** Start The input **

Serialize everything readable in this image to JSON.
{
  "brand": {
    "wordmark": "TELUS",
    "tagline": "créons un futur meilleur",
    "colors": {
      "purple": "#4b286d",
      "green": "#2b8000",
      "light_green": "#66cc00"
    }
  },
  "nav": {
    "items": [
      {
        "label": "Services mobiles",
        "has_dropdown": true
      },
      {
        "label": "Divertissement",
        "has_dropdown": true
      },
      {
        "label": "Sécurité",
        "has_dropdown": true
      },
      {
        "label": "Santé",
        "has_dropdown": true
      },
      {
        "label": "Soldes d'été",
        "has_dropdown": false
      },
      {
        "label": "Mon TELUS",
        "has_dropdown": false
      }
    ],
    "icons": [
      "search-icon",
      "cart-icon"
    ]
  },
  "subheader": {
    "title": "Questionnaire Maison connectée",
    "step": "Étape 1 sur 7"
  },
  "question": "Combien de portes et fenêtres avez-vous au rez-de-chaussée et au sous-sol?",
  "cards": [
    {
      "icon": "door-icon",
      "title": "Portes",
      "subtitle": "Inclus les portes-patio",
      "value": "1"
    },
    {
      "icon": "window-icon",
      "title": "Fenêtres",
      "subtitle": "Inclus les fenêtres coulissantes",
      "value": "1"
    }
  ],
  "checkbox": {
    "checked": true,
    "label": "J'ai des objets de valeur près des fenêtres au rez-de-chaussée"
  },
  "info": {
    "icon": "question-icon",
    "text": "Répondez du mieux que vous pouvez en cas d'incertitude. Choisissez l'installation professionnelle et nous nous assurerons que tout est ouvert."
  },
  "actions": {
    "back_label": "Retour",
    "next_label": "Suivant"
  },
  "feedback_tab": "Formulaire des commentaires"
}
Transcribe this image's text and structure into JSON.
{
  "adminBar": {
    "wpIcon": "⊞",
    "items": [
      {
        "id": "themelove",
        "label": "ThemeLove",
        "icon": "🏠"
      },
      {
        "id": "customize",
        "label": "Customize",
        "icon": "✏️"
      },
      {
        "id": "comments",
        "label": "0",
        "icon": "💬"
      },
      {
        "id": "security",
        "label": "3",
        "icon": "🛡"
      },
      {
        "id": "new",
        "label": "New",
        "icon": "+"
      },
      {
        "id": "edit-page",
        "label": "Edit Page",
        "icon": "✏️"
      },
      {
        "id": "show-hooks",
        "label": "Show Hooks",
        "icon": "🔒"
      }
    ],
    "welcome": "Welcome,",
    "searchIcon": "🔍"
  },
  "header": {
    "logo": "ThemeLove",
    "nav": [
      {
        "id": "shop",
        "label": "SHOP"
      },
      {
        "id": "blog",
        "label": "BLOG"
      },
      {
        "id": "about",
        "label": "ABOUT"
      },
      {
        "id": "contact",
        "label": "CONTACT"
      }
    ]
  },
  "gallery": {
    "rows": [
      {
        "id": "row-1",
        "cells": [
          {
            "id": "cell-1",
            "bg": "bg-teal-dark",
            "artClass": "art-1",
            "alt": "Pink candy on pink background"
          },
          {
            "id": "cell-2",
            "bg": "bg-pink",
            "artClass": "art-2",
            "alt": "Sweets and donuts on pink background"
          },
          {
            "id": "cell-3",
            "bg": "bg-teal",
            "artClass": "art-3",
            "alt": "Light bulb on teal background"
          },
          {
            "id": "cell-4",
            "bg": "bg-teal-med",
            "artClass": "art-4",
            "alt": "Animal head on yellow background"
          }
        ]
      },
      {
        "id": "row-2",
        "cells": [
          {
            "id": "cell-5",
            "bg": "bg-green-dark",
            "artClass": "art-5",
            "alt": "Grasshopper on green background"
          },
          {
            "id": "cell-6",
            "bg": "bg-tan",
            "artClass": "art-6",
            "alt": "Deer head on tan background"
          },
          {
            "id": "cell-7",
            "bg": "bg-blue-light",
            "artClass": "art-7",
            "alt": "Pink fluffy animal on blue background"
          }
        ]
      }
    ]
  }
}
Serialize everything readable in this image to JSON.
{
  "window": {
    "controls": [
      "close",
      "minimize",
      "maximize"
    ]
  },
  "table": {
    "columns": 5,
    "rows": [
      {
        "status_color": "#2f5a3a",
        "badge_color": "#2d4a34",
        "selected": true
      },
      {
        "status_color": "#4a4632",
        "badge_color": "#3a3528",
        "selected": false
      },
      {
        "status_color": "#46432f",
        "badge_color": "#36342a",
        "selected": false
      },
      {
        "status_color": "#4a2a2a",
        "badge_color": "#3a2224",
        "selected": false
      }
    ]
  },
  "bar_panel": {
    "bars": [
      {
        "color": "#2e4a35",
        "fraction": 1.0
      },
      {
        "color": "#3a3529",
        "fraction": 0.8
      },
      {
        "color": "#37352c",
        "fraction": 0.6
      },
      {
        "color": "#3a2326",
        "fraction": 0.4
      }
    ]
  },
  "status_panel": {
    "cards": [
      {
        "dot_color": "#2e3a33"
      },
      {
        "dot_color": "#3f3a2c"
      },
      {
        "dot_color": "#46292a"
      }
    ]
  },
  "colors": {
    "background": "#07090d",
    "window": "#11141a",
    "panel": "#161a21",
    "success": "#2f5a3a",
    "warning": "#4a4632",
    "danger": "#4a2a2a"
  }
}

** End The input **

• _Short problem_
Print out the whole listing exactly as it appears.

• _Full output_
Serialize everything readable in this image to JSON.
{
  "brand": {
    "wordmark": "TELUS",
    "tagline": "créons un futur meilleur",
    "colors": {
      "purple": "#4b286d",
      "green": "#2b8000",
      "light_green": "#66cc00"
    }
  },
  "nav": {
    "items": [
      {
        "label": "Services mobiles",
        "has_dropdown": true
      },
      {
        "label": "Divertissement",
        "has_dropdown": true
      },
      {
        "label": "Sécurité",
        "has_dropdown": true
      },
      {
        "label": "Santé",
        "has_dropdown": true
      },
      {
        "label": "Soldes d'été",
        "has_dropdown": false
      },
      {
        "label": "Mon TELUS",
        "has_dropdown": false
      }
    ],
    "icons": [
      "search-icon",
      "cart-icon"
    ]
  },
  "subheader": {
    "title": "Questionnaire Maison connectée",
    "step": "Étape 1 sur 7"
  },
  "question": "Combien de portes et fenêtres avez-vous au rez-de-chaussée et au sous-sol?",
  "cards": [
    {
      "icon": "door-icon",
      "title": "Portes",
      "subtitle": "Inclus les portes-patio",
      "value": "1"
    },
    {
      "icon": "window-icon",
      "title": "Fenêtres",
      "subtitle": "Inclus les fenêtres coulissantes",
      "value": "1"
    }
  ],
  "checkbox": {
    "checked": true,
    "label": "J'ai des objets de valeur près des fenêtres au rez-de-chaussée"
  },
  "info": {
    "icon": "question-icon",
    "text": "Répondez du mieux que vous pouvez en cas d'incertitude. Choisissez l'installation professionnelle et nous nous assurerons que tout est ouvert."
  },
  "actions": {
    "back_label": "Retour",
    "next_label": "Suivant"
  },
  "feedback_tab": "Formulaire des commentaires"
}
Transcribe this image's text and structure into JSON.
{
  "adminBar": {
    "wpIcon": "⊞",
    "items": [
      {
        "id": "themelove",
        "label": "ThemeLove",
        "icon": "🏠"
      },
      {
        "id": "customize",
        "label": "Customize",
        "icon": "✏️"
      },
      {
        "id": "comments",
        "label": "0",
        "icon": "💬"
      },
      {
        "id": "security",
        "label": "3",
        "icon": "🛡"
      },
      {
        "id": "new",
        "label": "New",
        "icon": "+"
      },
      {
        "id": "edit-page",
        "label": "Edit Page",
        "icon": "✏️"
      },
      {
        "id": "show-hooks",
        "label": "Show Hooks",
        "icon": "🔒"
      }
    ],
    "welcome": "Welcome,",
    "searchIcon": "🔍"
  },
  "header": {
    "logo": "ThemeLove",
    "nav": [
      {
        "id": "shop",
        "label": "SHOP"
      },
      {
        "id": "blog",
        "label": "BLOG"
      },
      {
        "id": "about",
        "label": "ABOUT"
      },
      {
        "id": "contact",
        "label": "CONTACT"
      }
    ]
  },
  "gallery": {
    "rows": [
      {
        "id": "row-1",
        "cells": [
          {
            "id": "cell-1",
            "bg": "bg-teal-dark",
            "artClass": "art-1",
            "alt": "Pink candy on pink background"
          },
          {
            "id": "cell-2",
            "bg": "bg-pink",
            "artClass": "art-2",
            "alt": "Sweets and donuts on pink background"
          },
          {
            "id": "cell-3",
            "bg": "bg-teal",
            "artClass": "art-3",
            "alt": "Light bulb on teal background"
          },
          {
            "id": "cell-4",
            "bg": "bg-teal-med",
            "artClass": "art-4",
            "alt": "Animal head on yellow background"
          }
        ]
      },
      {
        "id": "row-2",
        "cells": [
          {
            "id": "cell-5",
            "bg": "bg-green-dark",
            "artClass": "art-5",
            "alt": "Grasshopper on green background"
          },
          {
            "id": "cell-6",
            "bg": "bg-tan",
            "artClass": "art-6",
            "alt": "Deer head on tan background"
          },
          {
            "id": "cell-7",
            "bg": "bg-blue-light",
            "artClass": "art-7",
            "alt": "Pink fluffy animal on blue background"
          }
        ]
      }
    ]
  }
}
Serialize everything readable in this image to JSON.
{
  "window": {
    "controls": [
      "close",
      "minimize",
      "maximize"
    ]
  },
  "table": {
    "columns": 5,
    "rows": [
      {
        "status_color": "#2f5a3a",
        "badge_color": "#2d4a34",
        "selected": true
      },
      {
        "status_color": "#4a4632",
        "badge_color": "#3a3528",
        "selected": false
      },
      {
        "status_color": "#46432f",
        "badge_color": "#36342a",
        "selected": false
      },
      {
        "status_color": "#4a2a2a",
        "badge_color": "#3a2224",
        "selected": false
      }
    ]
  },
  "bar_panel": {
    "bars": [
      {
        "color": "#2e4a35",
        "fraction": 1.0
      },
      {
        "color": "#3a3529",
        "fraction": 0.8
      },
      {
        "color": "#37352c",
        "fraction": 0.6
      },
      {
        "color": "#3a2326",
        "fraction": 0.4
      }
    ]
  },
  "status_panel": {
    "cards": [
      {
        "dot_color": "#2e3a33"
      },
      {
        "dot_color": "#3f3a2c"
      },
      {
        "dot_color": "#46292a"
      }
    ]
  },
  "colors": {
    "background": "#07090d",
    "window": "#11141a",
    "panel": "#161a21",
    "success": "#2f5a3a",
    "warning": "#4a4632",
    "danger": "#4a2a2a"
  }
}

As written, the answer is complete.